→ **Goal**
Retype all of the listing exactly, passing over any picture you find.

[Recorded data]
..............................
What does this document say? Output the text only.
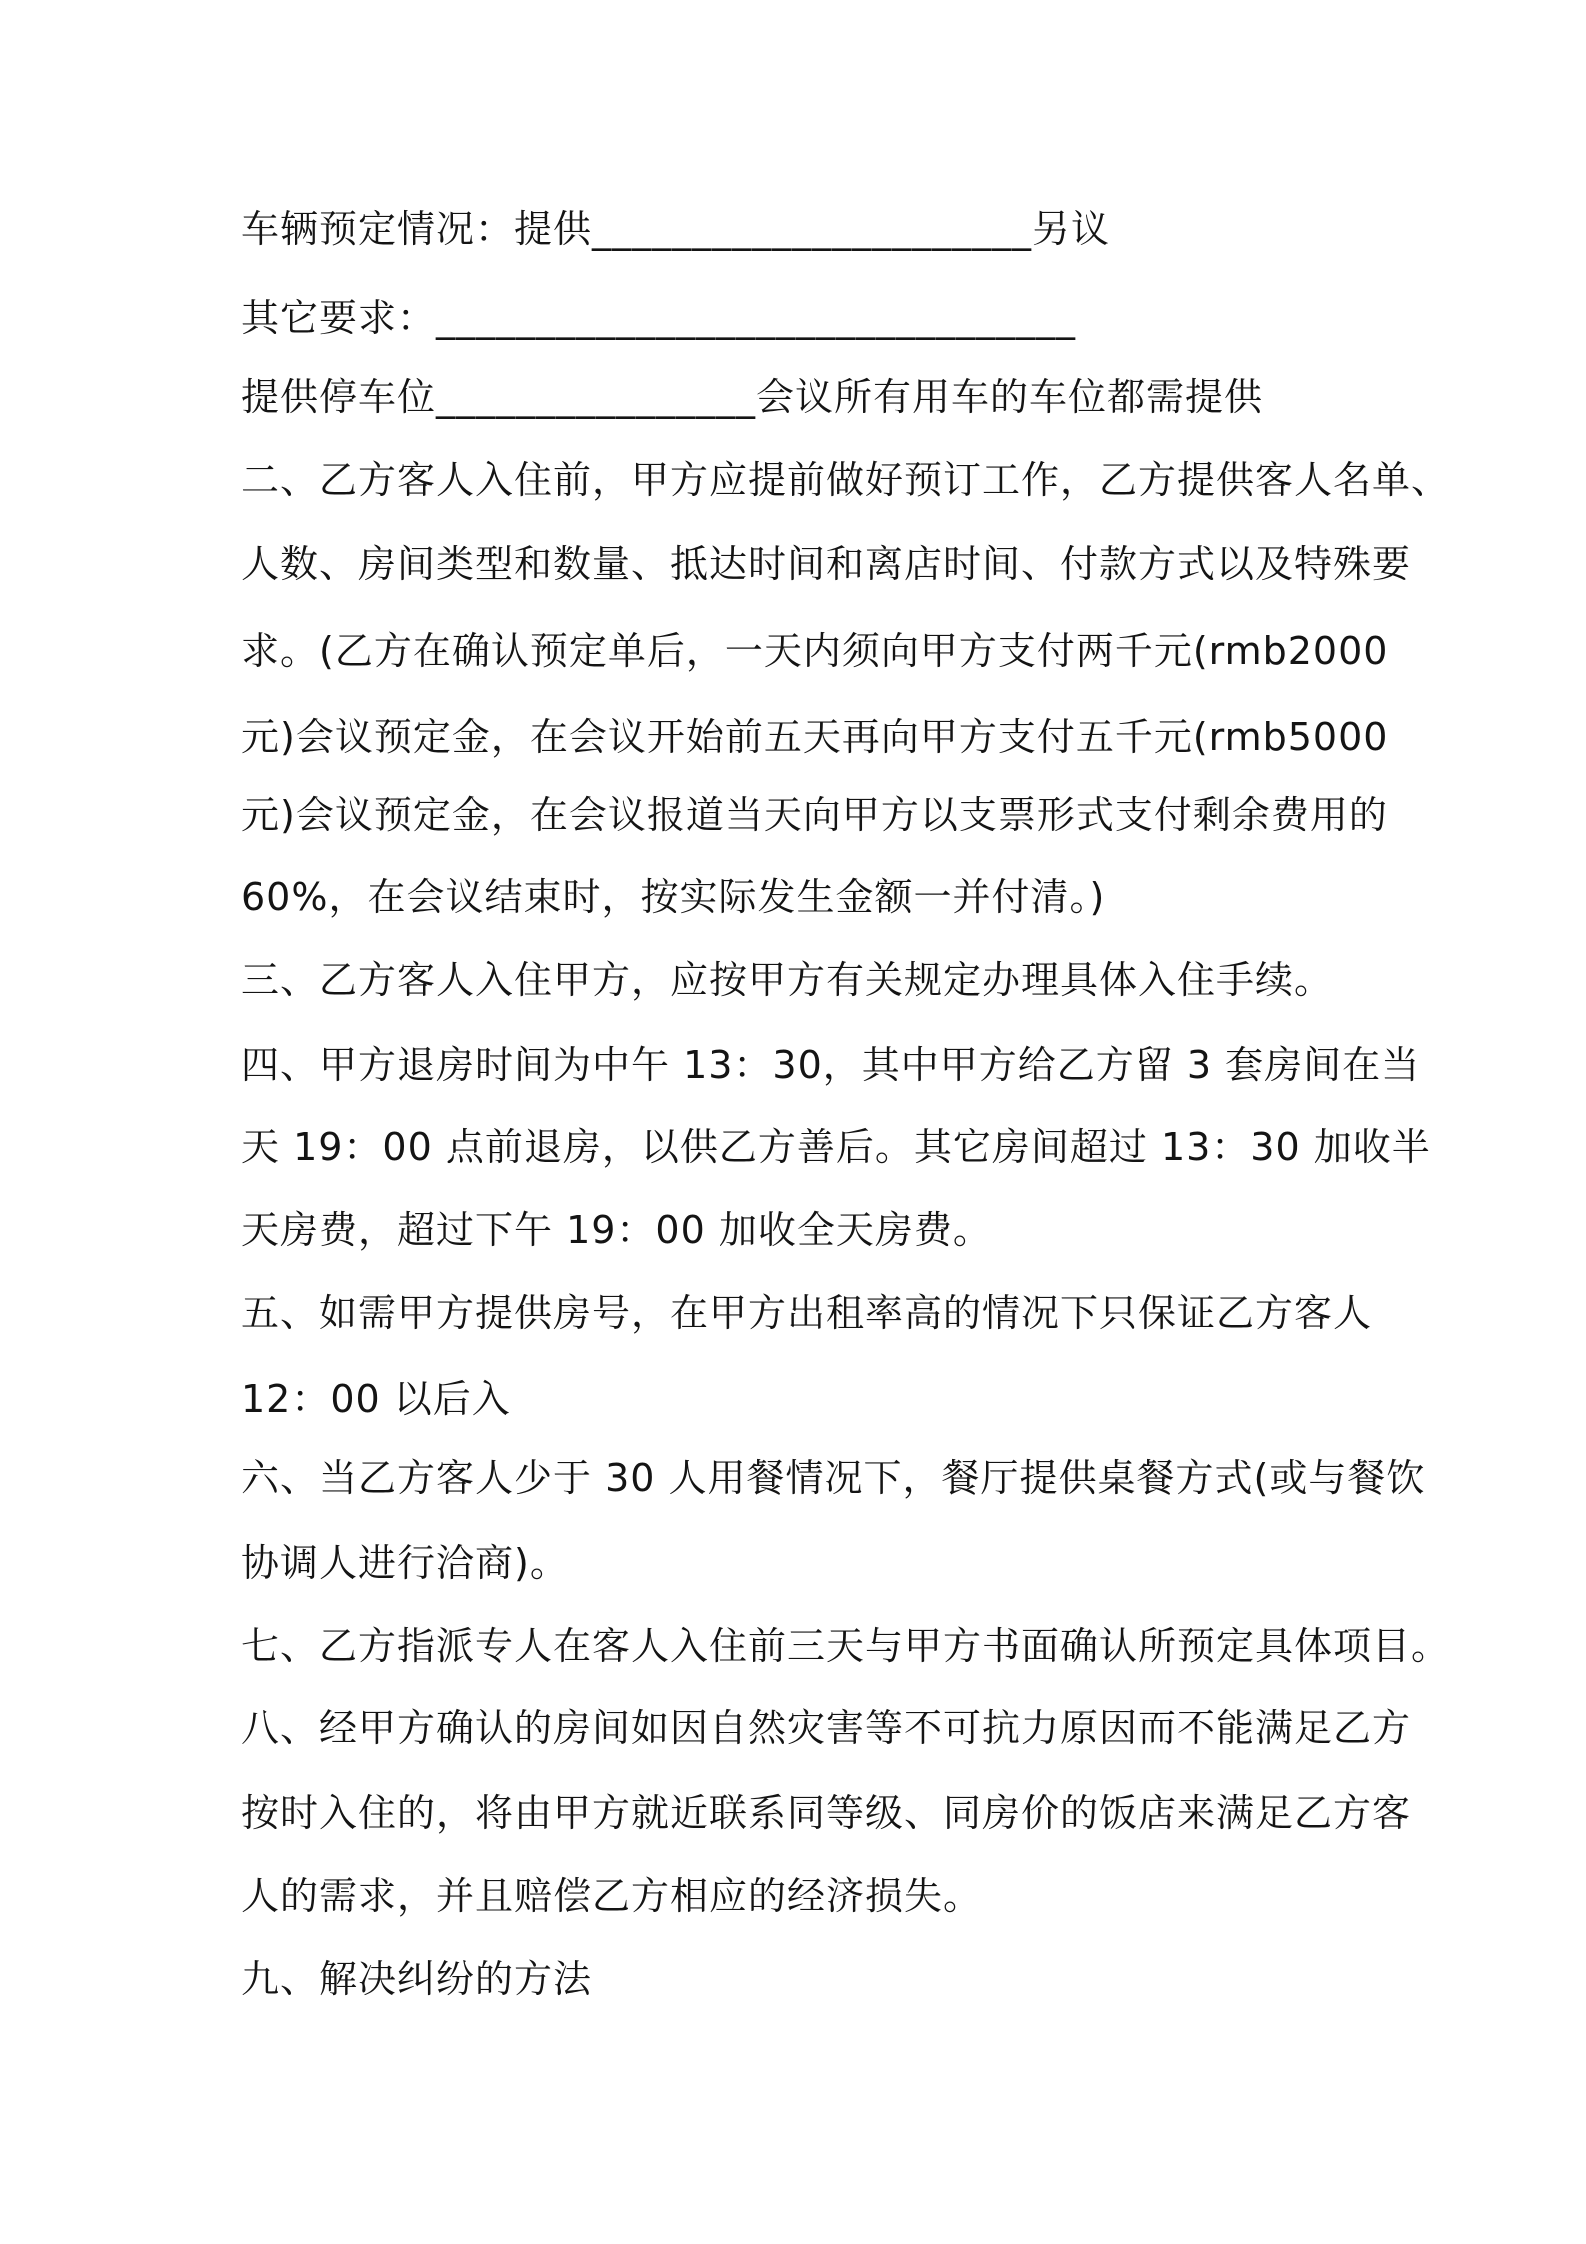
车辆预定情况：提供______________________另议
其它要求：________________________________
提供停车位________________会议所有用车的车位都需提供
二、乙方客人入住前，甲方应提前做好预订工作，乙方提供客人名单、
人数、房间类型和数量、抵达时间和离店时间、付款方式以及特殊要
求。(乙方在确认预定单后，一天内须向甲方支付两千元(rmb2000
元)会议预定金，在会议开始前五天再向甲方支付五千元(rmb5000
元)会议预定金，在会议报道当天向甲方以支票形式支付剩余费用的
60%，在会议结束时，按实际发生金额一并付清。)
三、乙方客人入住甲方，应按甲方有关规定办理具体入住手续。
四、甲方退房时间为中午 13：30，其中甲方给乙方留 3 套房间在当
天 19：00 点前退房，以供乙方善后。其它房间超过 13：30 加收半
天房费，超过下午 19：00 加收全天房费。
五、如需甲方提供房号，在甲方出租率高的情况下只保证乙方客人
12：00 以后入
六、当乙方客人少于 30 人用餐情况下，餐厅提供桌餐方式(或与餐饮
协调人进行洽商)。
七、乙方指派专人在客人入住前三天与甲方书面确认所预定具体项目。
八、经甲方确认的房间如因自然灾害等不可抗力原因而不能满足乙方
按时入住的，将由甲方就近联系同等级、同房价的饭店来满足乙方客
人的需求，并且赔偿乙方相应的经济损失。
九、解决纠纷的方法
..............................
→ **Result**
What does this document say? Output the text only.
车辆预定情况：提供______________________另议
其它要求：________________________________
提供停车位________________会议所有用车的车位都需提供
二、乙方客人入住前，甲方应提前做好预订工作，乙方提供客人名单、
人数、房间类型和数量、抵达时间和离店时间、付款方式以及特殊要
求。(乙方在确认预定单后，一天内须向甲方支付两千元(rmb2000
元)会议预定金，在会议开始前五天再向甲方支付五千元(rmb5000
元)会议预定金，在会议报道当天向甲方以支票形式支付剩余费用的
60%，在会议结束时，按实际发生金额一并付清。)
三、乙方客人入住甲方，应按甲方有关规定办理具体入住手续。
四、甲方退房时间为中午 13：30，其中甲方给乙方留 3 套房间在当
天 19：00 点前退房，以供乙方善后。其它房间超过 13：30 加收半
天房费，超过下午 19：00 加收全天房费。
五、如需甲方提供房号，在甲方出租率高的情况下只保证乙方客人
12：00 以后入
六、当乙方客人少于 30 人用餐情况下，餐厅提供桌餐方式(或与餐饮
协调人进行洽商)。
七、乙方指派专人在客人入住前三天与甲方书面确认所预定具体项目。
八、经甲方确认的房间如因自然灾害等不可抗力原因而不能满足乙方
按时入住的，将由甲方就近联系同等级、同房价的饭店来满足乙方客
人的需求，并且赔偿乙方相应的经济损失。
九、解决纠纷的方法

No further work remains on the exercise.